(A run of records)

........

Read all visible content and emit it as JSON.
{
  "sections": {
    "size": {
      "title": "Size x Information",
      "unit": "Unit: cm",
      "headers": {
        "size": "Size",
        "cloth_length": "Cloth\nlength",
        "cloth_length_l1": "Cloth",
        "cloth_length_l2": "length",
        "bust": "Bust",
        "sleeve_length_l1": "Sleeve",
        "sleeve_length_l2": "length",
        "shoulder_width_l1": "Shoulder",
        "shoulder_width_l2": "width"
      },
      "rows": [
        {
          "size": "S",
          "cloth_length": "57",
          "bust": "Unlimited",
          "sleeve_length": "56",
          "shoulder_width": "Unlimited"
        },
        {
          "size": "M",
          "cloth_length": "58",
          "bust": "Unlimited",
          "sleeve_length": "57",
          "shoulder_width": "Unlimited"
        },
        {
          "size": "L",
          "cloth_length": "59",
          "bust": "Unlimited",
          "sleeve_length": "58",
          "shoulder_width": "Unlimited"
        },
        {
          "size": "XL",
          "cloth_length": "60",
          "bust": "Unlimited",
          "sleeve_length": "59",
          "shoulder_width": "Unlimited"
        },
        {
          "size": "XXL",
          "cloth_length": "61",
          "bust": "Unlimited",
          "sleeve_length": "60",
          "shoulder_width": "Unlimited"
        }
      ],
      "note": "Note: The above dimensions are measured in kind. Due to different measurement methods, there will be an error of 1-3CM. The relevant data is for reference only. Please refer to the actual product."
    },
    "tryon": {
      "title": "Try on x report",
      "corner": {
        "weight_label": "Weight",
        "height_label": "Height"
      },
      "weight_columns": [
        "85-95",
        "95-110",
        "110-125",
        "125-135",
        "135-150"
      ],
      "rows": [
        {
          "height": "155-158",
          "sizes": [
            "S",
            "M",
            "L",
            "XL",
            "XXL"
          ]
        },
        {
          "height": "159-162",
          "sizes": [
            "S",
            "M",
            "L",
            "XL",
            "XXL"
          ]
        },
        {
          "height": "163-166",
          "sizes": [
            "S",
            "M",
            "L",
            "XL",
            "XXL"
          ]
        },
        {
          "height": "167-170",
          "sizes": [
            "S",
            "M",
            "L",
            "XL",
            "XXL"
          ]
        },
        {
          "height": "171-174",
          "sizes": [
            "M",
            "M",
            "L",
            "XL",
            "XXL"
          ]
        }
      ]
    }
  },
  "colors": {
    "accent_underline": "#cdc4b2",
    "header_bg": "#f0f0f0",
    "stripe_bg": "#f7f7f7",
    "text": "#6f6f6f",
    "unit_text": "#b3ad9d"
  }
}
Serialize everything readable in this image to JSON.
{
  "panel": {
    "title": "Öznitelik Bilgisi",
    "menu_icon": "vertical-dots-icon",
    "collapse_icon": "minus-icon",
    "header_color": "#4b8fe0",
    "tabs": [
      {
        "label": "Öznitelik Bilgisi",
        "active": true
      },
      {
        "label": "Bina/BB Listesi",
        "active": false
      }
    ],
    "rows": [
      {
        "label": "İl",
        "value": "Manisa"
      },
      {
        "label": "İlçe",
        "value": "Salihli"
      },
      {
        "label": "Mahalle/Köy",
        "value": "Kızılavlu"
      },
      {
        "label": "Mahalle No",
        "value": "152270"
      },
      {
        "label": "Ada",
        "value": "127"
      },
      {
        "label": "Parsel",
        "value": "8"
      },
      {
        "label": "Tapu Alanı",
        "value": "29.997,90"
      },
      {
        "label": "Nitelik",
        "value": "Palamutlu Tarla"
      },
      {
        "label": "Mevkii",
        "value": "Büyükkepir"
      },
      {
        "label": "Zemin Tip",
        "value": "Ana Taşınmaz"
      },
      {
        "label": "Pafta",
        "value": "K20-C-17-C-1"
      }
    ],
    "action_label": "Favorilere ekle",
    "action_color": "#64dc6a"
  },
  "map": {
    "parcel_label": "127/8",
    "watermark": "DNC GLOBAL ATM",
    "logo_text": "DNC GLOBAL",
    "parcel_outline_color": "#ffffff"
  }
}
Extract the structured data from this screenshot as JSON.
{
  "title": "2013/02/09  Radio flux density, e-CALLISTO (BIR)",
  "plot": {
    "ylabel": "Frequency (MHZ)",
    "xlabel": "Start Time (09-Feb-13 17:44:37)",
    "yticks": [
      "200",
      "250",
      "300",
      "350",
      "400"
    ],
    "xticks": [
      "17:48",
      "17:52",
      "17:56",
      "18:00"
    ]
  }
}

........

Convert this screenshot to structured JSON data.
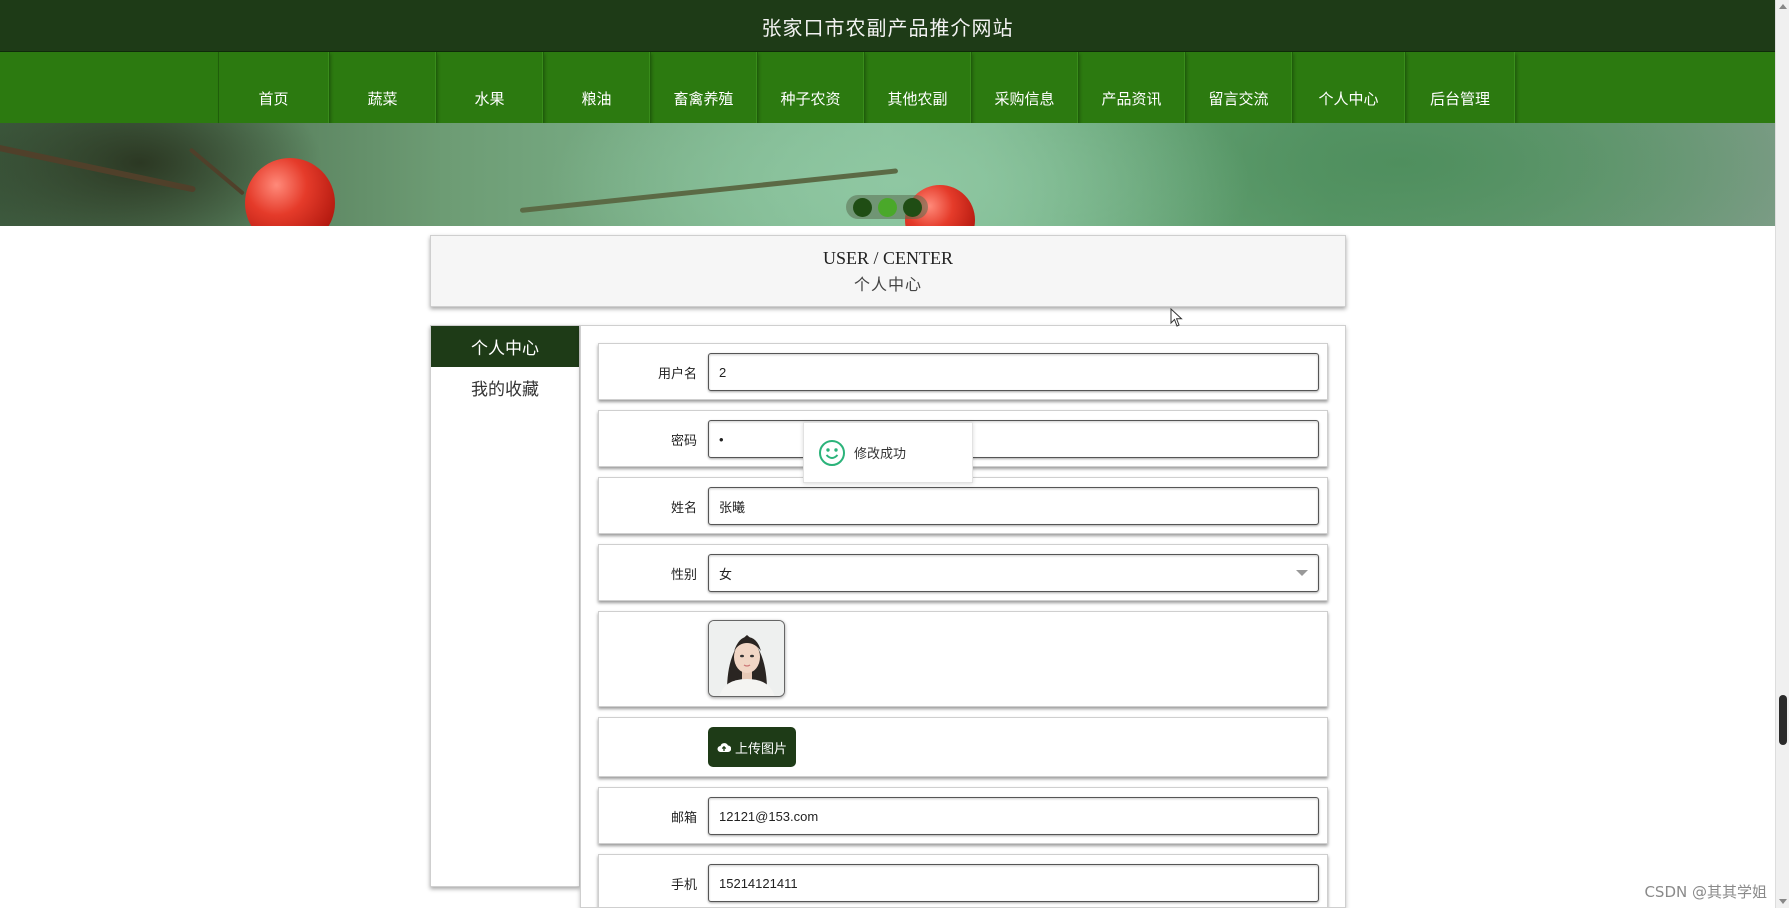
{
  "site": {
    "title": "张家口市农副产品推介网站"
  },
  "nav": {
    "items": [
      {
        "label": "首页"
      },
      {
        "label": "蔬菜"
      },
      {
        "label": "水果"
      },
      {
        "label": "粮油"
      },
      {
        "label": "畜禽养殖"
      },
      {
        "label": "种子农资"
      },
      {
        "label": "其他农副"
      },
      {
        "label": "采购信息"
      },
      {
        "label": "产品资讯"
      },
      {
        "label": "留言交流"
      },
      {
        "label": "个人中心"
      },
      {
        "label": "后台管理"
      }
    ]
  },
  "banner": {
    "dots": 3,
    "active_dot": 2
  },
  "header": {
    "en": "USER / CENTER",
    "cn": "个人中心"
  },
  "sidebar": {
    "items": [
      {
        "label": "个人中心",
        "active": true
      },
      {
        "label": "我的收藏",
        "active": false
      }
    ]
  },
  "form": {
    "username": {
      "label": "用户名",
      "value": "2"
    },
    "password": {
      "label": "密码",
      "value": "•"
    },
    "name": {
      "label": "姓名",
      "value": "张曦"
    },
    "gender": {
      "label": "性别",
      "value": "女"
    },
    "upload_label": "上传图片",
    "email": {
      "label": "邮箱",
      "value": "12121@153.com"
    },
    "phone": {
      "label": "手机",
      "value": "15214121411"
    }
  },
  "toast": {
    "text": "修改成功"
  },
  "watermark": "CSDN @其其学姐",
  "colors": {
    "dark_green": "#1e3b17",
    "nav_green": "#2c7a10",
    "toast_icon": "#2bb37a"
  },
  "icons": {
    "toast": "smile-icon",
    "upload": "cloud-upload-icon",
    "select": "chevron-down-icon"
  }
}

........

* [What you should do]:
Within the entries above, report how many lines include "JSON", and keep the answer to the number.

* [Output for this exercise]:
4